*Data provided*:
— start —
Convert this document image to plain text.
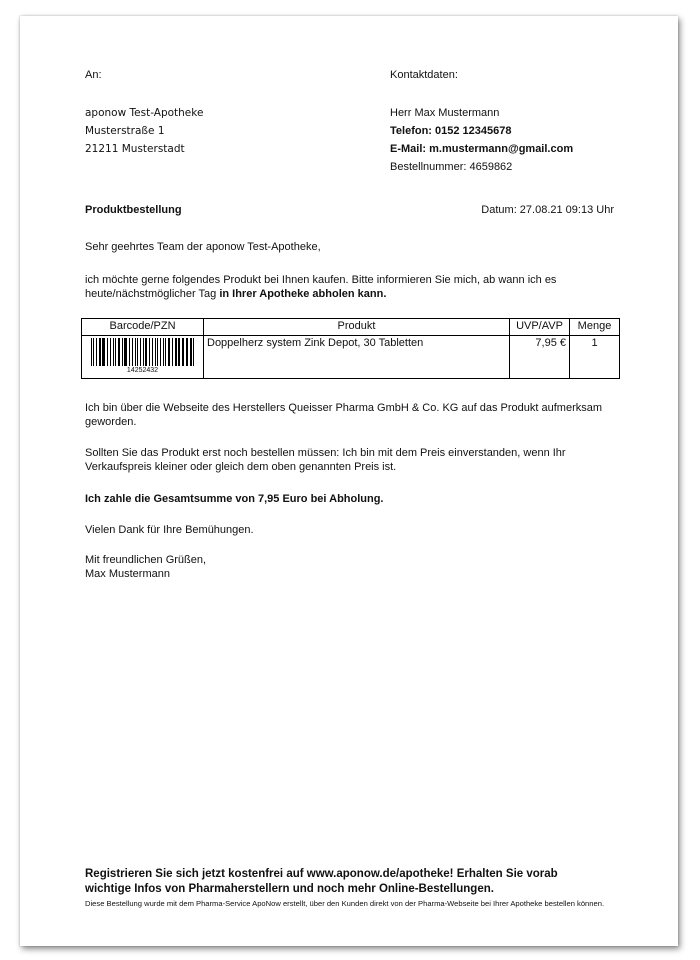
An:
aponow Test-Apotheke
Musterstraße 1
21211 Musterstadt
Kontaktdaten:
Herr Max Mustermann
Telefon: 0152 12345678
E-Mail: m.mustermann@gmail.com
Bestellnummer: 4659862
Produktbestellung	Datum: 27.08.21 09:13 Uhr

Sehr geehrtes Team der aponow Test-Apotheke,

ich möchte gerne folgendes Produkt bei Ihnen kaufen. Bitte informieren Sie mich, ab wann ich es heute/nächstmöglicher Tag in Ihrer Apotheke abholen kann.

Barcode/PZN	Produkt	UVP/AVP	Menge

14252432	Doppelherz system Zink Depot, 30 Tabletten	7,95 €	1

Ich bin über die Webseite des Herstellers Queisser Pharma GmbH & Co. KG auf das Produkt aufmerksam geworden.

Sollten Sie das Produkt erst noch bestellen müssen: Ich bin mit dem Preis einverstanden, wenn Ihr Verkaufspreis kleiner oder gleich dem oben genannten Preis ist.

Ich zahle die Gesamtsumme von 7,95 Euro bei Abholung.

Vielen Dank für Ihre Bemühungen.

Mit freundlichen Grüßen,

Max Mustermann

Registrieren Sie sich jetzt kostenfrei auf www.aponow.de/apotheke! Erhalten Sie vorab wichtige Infos von Pharmaherstellern und noch mehr Online-Bestellungen.
Diese Bestellung wurde mit dem Pharma-Service ApoNow erstellt, über den Kunden direkt von der Pharma-Webseite bei Ihrer Apotheke bestellen können.
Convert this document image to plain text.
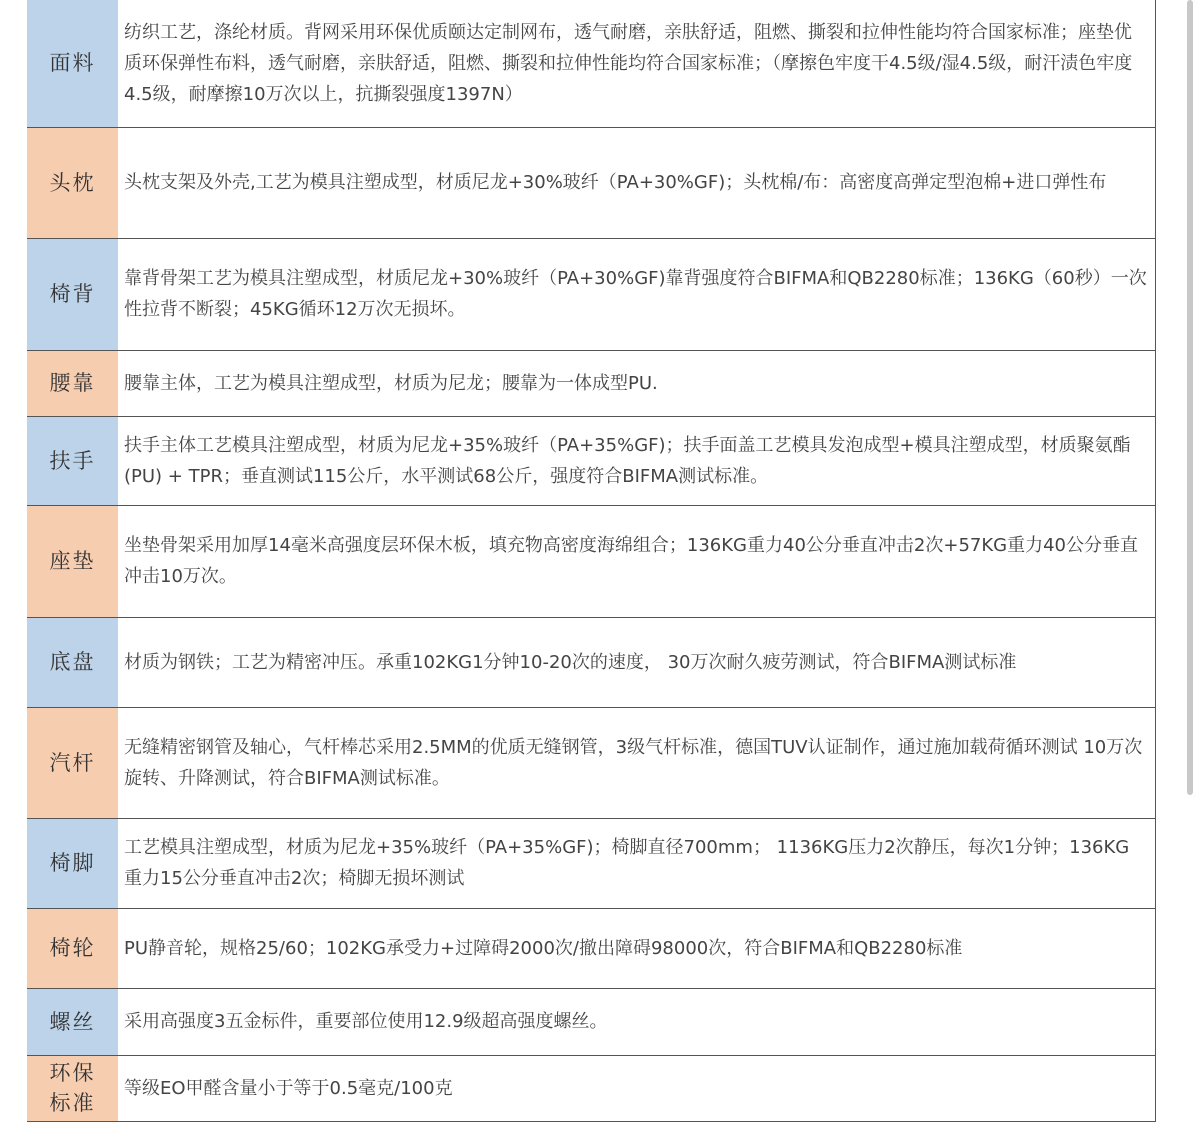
面料	纺织工艺，涤纶材质。背网采用环保优质颐达定制网布，透气耐磨，亲肤舒适，阻燃、撕裂和拉伸性能均符合国家标准；座垫优质环保弹性布料，透气耐磨，亲肤舒适，阻燃、撕裂和拉伸性能均符合国家标准；（摩擦色牢度干4.5级/湿4.5级，耐汗渍色牢度4.5级，耐摩擦10万次以上，抗撕裂强度1397N）
头枕	头枕支架及外壳,工艺为模具注塑成型，材质尼龙+30%玻纤（PA+30%GF)；头枕棉/布：高密度高弹定型泡棉+进口弹性布
椅背	靠背骨架工艺为模具注塑成型，材质尼龙+30%玻纤（PA+30%GF)靠背强度符合BIFMA和QB2280标准；136KG（60秒）一次性拉背不断裂；45KG循环12万次无损坏。
腰靠	腰靠主体，工艺为模具注塑成型，材质为尼龙；腰靠为一体成型PU.
扶手	扶手主体工艺模具注塑成型，材质为尼龙+35%玻纤（PA+35%GF)；扶手面盖工艺模具发泡成型+模具注塑成型，材质聚氨酯 (PU) + TPR；垂直测试115公斤，水平测试68公斤，强度符合BIFMA测试标准。
座垫	坐垫骨架采用加厚14毫米高强度层环保木板，填充物高密度海绵组合；136KG重力40公分垂直冲击2次+57KG重力40公分垂直冲击10万次。
底盘	材质为钢铁；工艺为精密冲压。承重102KG1分钟10-20次的速度， 30万次耐久疲劳测试，符合BIFMA测试标准
汽杆	无缝精密钢管及轴心，气杆棒芯采用2.5MM的优质无缝钢管，3级气杆标准，德国TUV认证制作，通过施加载荷循环测试 10万次旋转、升降测试，符合BIFMA测试标准。
椅脚	工艺模具注塑成型，材质为尼龙+35%玻纤（PA+35%GF)；椅脚直径700mm； 1136KG压力2次静压，每次1分钟；136KG重力15公分垂直冲击2次；椅脚无损坏测试
椅轮	PU静音轮，规格25/60；102KG承受力+过障碍2000次/撤出障碍98000次，符合BIFMA和QB2280标准
螺丝	采用高强度3五金标件，重要部位使用12.9级超高强度螺丝。
环保标准	等级EO甲醛含量小于等于0.5毫克/100克
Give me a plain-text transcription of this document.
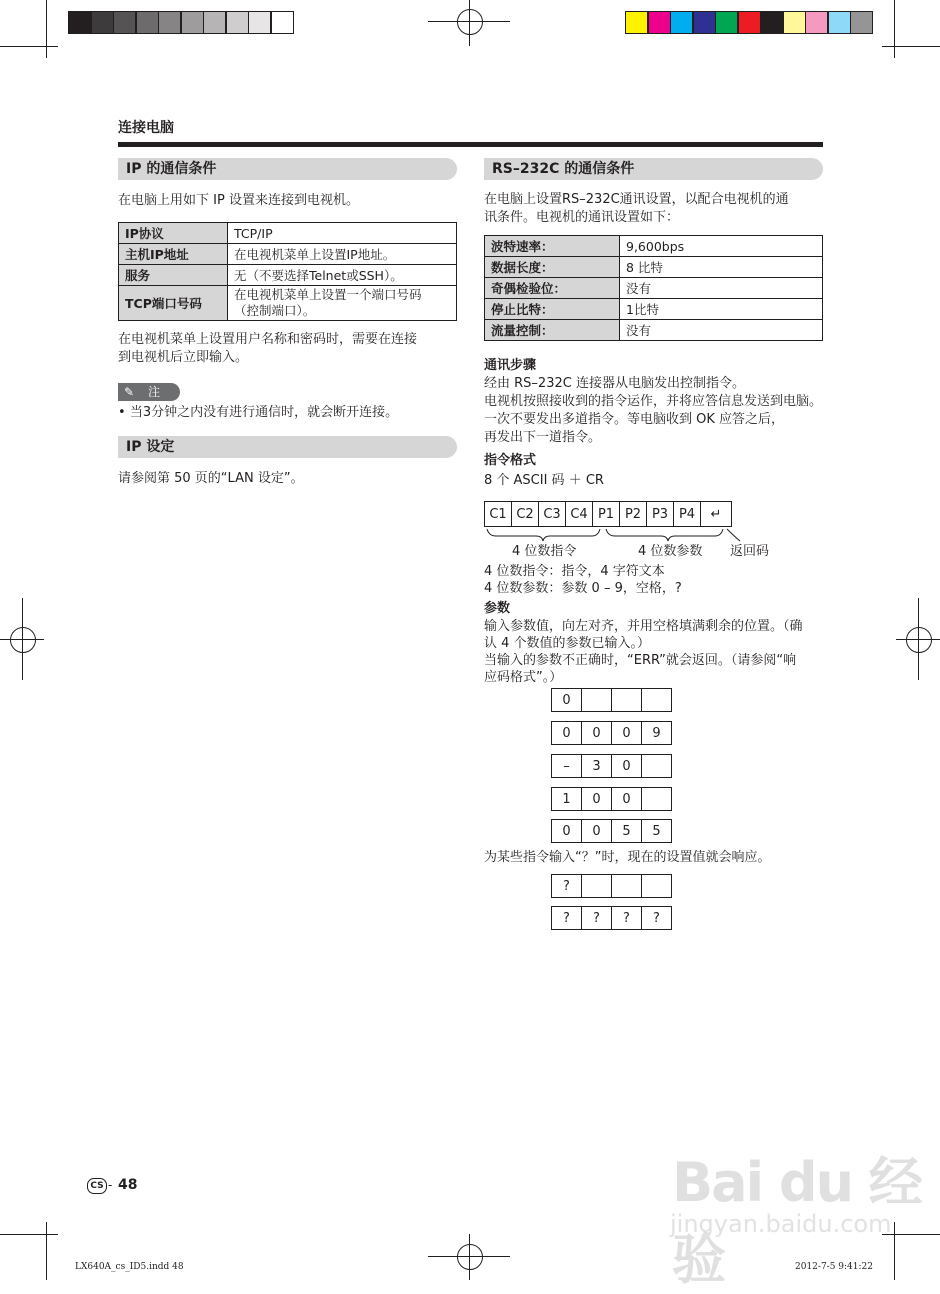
连接电脑
IP 的通信条件
在电脑上用如下 IP 设置来连接到电视机。
IP协议	TCP/IP
主机IP地址	在电视机菜单上设置IP地址。
服务	无（不要选择Telnet或SSH）。
TCP端口号码	在电视机菜单上设置一个端口号码
（控制端口）。
在电视机菜单上设置用户名称和密码时，需要在连接
到电视机后立即输入。
✎ 注
• 当3分钟之内没有进行通信时，就会断开连接。
IP 设定
请参阅第 50 页的“LAN 设定”。
RS–232C 的通信条件
在电脑上设置RS–232C通讯设置，以配合电视机的通
讯条件。电视机的通讯设置如下：
波特速率：	9,600bps
数据长度：	8 比特
奇偶检验位：	没有
停止比特：	1比特
流量控制：	没有
通讯步骤
经由 RS–232C 连接器从电脑发出控制指令。
电视机按照接收到的指令运作，并将应答信息发送到电脑。
一次不要发出多道指令。等电脑收到 OK 应答之后，
再发出下一道指令。
指令格式
8 个 ASCII 码 ＋ CR
C1 C2 C3 C4 P1 P2 P3 P4	↵
4 位数指令	4 位数参数 返回码
4 位数指令：指令，4 字符文本
4 位数参数：参数 0 – 9，空格，?
参数
输入参数值，向左对齐，并用空格填满剩余的位置。（确
认 4 个数值的参数已输入。）
当输入的参数不正确时，“ERR”就会返回。（请参阅“响
应码格式”。）
0
0	0	0	9
–	3	0
1	0	0
0	0	5	5
为某些指令输入“？”时，现在的设置值就会响应。
?
?	?	?	?
Bai du 经验
jingyan.baidu.com
CS - 48
LX640A_cs_ID5.indd 48	2012-7-5 9:41:22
— end —
*Your goal*: The records above should be reproduced exactly, with no pictures included.

*Result of the exercise*:
Convert this document image to plain text.
An:
aponow Test-Apotheke
Musterstraße 1
21211 Musterstadt
Kontaktdaten:
Herr Max Mustermann
Telefon: 0152 12345678
E-Mail: m.mustermann@gmail.com
Bestellnummer: 4659862
Produktbestellung	Datum: 27.08.21 09:13 Uhr

Sehr geehrtes Team der aponow Test-Apotheke,

ich möchte gerne folgendes Produkt bei Ihnen kaufen. Bitte informieren Sie mich, ab wann ich es heute/nächstmöglicher Tag in Ihrer Apotheke abholen kann.

Barcode/PZN	Produkt	UVP/AVP	Menge

14252432	Doppelherz system Zink Depot, 30 Tabletten	7,95 €	1

Ich bin über die Webseite des Herstellers Queisser Pharma GmbH & Co. KG auf das Produkt aufmerksam geworden.

Sollten Sie das Produkt erst noch bestellen müssen: Ich bin mit dem Preis einverstanden, wenn Ihr Verkaufspreis kleiner oder gleich dem oben genannten Preis ist.

Ich zahle die Gesamtsumme von 7,95 Euro bei Abholung.

Vielen Dank für Ihre Bemühungen.

Mit freundlichen Grüßen,

Max Mustermann

Registrieren Sie sich jetzt kostenfrei auf www.aponow.de/apotheke! Erhalten Sie vorab wichtige Infos von Pharmaherstellern und noch mehr Online-Bestellungen.
Diese Bestellung wurde mit dem Pharma-Service ApoNow erstellt, über den Kunden direkt von der Pharma-Webseite bei Ihrer Apotheke bestellen können.
Convert this document image to plain text.
面料	纺织工艺，涤纶材质。背网采用环保优质颐达定制网布，透气耐磨，亲肤舒适，阻燃、撕裂和拉伸性能均符合国家标准；座垫优质环保弹性布料，透气耐磨，亲肤舒适，阻燃、撕裂和拉伸性能均符合国家标准；（摩擦色牢度干4.5级/湿4.5级，耐汗渍色牢度4.5级，耐摩擦10万次以上，抗撕裂强度1397N）
头枕	头枕支架及外壳,工艺为模具注塑成型，材质尼龙+30%玻纤（PA+30%GF)；头枕棉/布：高密度高弹定型泡棉+进口弹性布
椅背	靠背骨架工艺为模具注塑成型，材质尼龙+30%玻纤（PA+30%GF)靠背强度符合BIFMA和QB2280标准；136KG（60秒）一次性拉背不断裂；45KG循环12万次无损坏。
腰靠	腰靠主体，工艺为模具注塑成型，材质为尼龙；腰靠为一体成型PU.
扶手	扶手主体工艺模具注塑成型，材质为尼龙+35%玻纤（PA+35%GF)；扶手面盖工艺模具发泡成型+模具注塑成型，材质聚氨酯 (PU) + TPR；垂直测试115公斤，水平测试68公斤，强度符合BIFMA测试标准。
座垫	坐垫骨架采用加厚14毫米高强度层环保木板，填充物高密度海绵组合；136KG重力40公分垂直冲击2次+57KG重力40公分垂直冲击10万次。
底盘	材质为钢铁；工艺为精密冲压。承重102KG1分钟10-20次的速度， 30万次耐久疲劳测试，符合BIFMA测试标准
汽杆	无缝精密钢管及轴心，气杆棒芯采用2.5MM的优质无缝钢管，3级气杆标准，德国TUV认证制作，通过施加载荷循环测试 10万次旋转、升降测试，符合BIFMA测试标准。
椅脚	工艺模具注塑成型，材质为尼龙+35%玻纤（PA+35%GF)；椅脚直径700mm； 1136KG压力2次静压，每次1分钟；136KG重力15公分垂直冲击2次；椅脚无损坏测试
椅轮	PU静音轮，规格25/60；102KG承受力+过障碍2000次/撤出障碍98000次，符合BIFMA和QB2280标准
螺丝	采用高强度3五金标件，重要部位使用12.9级超高强度螺丝。
环保标准	等级EO甲醛含量小于等于0.5毫克/100克
Give me a plain-text transcription of this document.
连接电脑
IP 的通信条件
在电脑上用如下 IP 设置来连接到电视机。
IP协议	TCP/IP
主机IP地址	在电视机菜单上设置IP地址。
服务	无（不要选择Telnet或SSH）。
TCP端口号码	在电视机菜单上设置一个端口号码
（控制端口）。
在电视机菜单上设置用户名称和密码时，需要在连接
到电视机后立即输入。
✎ 注
• 当3分钟之内没有进行通信时，就会断开连接。
IP 设定
请参阅第 50 页的“LAN 设定”。
RS–232C 的通信条件
在电脑上设置RS–232C通讯设置，以配合电视机的通
讯条件。电视机的通讯设置如下：
波特速率：	9,600bps
数据长度：	8 比特
奇偶检验位：	没有
停止比特：	1比特
流量控制：	没有
通讯步骤
经由 RS–232C 连接器从电脑发出控制指令。
电视机按照接收到的指令运作，并将应答信息发送到电脑。
一次不要发出多道指令。等电脑收到 OK 应答之后，
再发出下一道指令。
指令格式
8 个 ASCII 码 ＋ CR
C1 C2 C3 C4 P1 P2 P3 P4	↵
4 位数指令	4 位数参数 返回码
4 位数指令：指令，4 字符文本
4 位数参数：参数 0 – 9，空格，?
参数
输入参数值，向左对齐，并用空格填满剩余的位置。（确
认 4 个数值的参数已输入。）
当输入的参数不正确时，“ERR”就会返回。（请参阅“响
应码格式”。）
0
0	0	0	9
–	3	0
1	0	0
0	0	5	5
为某些指令输入“？”时，现在的设置值就会响应。
?
?	?	?	?
Bai du 经验
jingyan.baidu.com
CS - 48
LX640A_cs_ID5.indd 48	2012-7-5 9:41:22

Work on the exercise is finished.